# BRIEF:
Single out each line with the word "name" and copy it.

Records about charts and figures
****************************************

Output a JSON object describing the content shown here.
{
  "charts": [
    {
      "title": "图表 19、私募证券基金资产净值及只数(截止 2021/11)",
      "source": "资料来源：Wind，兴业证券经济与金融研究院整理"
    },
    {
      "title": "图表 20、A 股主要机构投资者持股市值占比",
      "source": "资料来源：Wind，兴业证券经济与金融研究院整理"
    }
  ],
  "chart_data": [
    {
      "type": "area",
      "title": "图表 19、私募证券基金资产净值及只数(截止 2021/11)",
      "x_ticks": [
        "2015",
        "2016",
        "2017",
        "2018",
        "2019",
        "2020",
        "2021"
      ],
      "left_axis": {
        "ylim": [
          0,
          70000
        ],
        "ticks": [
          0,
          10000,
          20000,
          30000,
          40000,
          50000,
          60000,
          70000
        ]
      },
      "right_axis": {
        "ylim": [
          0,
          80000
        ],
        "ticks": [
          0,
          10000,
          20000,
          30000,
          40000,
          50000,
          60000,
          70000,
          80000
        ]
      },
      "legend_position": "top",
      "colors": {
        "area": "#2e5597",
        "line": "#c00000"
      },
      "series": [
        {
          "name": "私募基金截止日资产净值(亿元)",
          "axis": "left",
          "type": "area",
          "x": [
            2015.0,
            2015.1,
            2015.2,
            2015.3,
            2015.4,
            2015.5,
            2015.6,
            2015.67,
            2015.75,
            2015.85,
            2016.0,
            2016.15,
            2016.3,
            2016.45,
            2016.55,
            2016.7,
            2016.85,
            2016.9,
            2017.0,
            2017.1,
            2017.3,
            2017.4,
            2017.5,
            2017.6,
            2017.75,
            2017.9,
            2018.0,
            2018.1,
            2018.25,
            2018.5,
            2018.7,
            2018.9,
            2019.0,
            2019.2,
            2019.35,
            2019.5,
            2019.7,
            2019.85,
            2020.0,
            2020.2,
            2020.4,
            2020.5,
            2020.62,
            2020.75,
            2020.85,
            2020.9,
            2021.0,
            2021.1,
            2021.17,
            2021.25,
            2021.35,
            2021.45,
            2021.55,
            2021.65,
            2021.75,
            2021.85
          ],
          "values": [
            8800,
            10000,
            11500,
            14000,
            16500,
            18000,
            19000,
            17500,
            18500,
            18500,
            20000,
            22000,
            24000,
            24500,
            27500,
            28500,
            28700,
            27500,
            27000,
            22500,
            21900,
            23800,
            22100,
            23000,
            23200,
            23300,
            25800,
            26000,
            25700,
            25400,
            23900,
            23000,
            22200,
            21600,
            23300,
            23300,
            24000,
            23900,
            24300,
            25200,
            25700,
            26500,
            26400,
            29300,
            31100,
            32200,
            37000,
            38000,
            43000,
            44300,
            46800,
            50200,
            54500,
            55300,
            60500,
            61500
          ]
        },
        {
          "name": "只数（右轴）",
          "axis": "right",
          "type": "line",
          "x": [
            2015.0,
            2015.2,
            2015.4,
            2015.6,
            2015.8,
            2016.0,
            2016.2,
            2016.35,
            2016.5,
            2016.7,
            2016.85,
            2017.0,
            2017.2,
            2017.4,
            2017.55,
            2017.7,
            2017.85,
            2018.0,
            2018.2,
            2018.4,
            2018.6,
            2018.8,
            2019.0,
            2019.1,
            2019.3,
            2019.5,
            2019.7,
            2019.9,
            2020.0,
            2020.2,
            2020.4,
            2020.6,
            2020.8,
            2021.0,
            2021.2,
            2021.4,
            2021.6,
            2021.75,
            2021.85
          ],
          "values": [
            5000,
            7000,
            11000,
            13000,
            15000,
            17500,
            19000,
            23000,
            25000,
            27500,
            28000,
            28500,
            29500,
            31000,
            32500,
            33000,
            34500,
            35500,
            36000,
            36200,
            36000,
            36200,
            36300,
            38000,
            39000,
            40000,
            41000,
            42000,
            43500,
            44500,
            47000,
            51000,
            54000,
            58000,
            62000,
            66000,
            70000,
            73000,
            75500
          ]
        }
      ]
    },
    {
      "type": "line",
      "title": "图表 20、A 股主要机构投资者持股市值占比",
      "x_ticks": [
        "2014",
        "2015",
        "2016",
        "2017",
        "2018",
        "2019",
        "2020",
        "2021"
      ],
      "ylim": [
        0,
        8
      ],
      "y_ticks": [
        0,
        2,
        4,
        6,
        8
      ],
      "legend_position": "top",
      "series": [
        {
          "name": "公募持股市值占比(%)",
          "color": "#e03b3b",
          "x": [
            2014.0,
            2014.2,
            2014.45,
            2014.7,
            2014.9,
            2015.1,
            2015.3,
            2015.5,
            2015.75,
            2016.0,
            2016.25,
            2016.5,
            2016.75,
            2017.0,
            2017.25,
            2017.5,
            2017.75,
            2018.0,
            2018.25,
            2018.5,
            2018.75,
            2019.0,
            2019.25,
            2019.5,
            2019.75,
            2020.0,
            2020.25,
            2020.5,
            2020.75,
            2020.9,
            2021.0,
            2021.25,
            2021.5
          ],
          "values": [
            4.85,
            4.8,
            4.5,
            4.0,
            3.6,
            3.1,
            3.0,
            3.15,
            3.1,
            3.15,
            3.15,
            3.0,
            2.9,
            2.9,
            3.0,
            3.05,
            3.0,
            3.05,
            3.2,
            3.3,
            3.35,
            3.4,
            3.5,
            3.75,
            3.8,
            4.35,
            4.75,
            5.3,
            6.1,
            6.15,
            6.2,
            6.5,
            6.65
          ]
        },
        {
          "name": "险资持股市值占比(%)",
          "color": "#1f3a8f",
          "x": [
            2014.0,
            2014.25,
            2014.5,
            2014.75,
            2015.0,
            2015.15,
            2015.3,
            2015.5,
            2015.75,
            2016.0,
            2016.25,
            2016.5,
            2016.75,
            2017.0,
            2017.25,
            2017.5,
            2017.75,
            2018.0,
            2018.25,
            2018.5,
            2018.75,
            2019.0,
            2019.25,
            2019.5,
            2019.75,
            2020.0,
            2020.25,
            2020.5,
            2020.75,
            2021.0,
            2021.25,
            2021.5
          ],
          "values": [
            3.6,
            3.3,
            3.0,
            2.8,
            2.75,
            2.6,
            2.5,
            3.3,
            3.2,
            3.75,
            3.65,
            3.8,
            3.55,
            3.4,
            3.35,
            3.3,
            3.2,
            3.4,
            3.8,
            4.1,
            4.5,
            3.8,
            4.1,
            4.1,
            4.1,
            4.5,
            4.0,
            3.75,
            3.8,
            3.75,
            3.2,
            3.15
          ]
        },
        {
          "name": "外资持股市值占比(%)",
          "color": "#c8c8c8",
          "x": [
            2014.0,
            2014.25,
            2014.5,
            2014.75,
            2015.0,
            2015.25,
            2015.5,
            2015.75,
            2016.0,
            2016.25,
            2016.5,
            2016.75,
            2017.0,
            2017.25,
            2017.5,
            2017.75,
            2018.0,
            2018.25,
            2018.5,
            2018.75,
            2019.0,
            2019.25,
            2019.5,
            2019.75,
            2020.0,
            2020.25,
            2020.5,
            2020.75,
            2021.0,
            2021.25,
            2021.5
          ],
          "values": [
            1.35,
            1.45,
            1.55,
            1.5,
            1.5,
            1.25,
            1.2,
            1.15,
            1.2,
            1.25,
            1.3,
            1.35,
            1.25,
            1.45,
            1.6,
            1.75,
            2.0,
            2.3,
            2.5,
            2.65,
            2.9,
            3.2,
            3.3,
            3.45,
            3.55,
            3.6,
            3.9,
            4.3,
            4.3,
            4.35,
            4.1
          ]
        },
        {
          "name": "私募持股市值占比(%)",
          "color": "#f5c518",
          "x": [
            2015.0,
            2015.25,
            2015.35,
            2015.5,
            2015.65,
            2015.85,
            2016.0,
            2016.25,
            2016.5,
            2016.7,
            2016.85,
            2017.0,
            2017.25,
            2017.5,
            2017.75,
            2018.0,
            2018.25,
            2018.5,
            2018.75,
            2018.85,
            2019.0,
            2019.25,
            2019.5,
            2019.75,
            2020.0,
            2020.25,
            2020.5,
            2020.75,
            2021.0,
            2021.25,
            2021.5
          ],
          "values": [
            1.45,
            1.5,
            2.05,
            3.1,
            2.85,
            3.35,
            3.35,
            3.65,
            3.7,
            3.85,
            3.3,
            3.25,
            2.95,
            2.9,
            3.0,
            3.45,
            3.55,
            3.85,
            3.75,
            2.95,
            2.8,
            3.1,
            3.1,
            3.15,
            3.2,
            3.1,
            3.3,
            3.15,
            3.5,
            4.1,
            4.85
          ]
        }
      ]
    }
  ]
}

****************************************

# EXERCISE RESULT:
          "name": "私募基金截止日资产净值(亿元)",
          "name": "只数（右轴）",
          "name": "公募持股市值占比(%)",
          "name": "险资持股市值占比(%)",
          "name": "外资持股市值占比(%)",
          "name": "私募持股市值占比(%)",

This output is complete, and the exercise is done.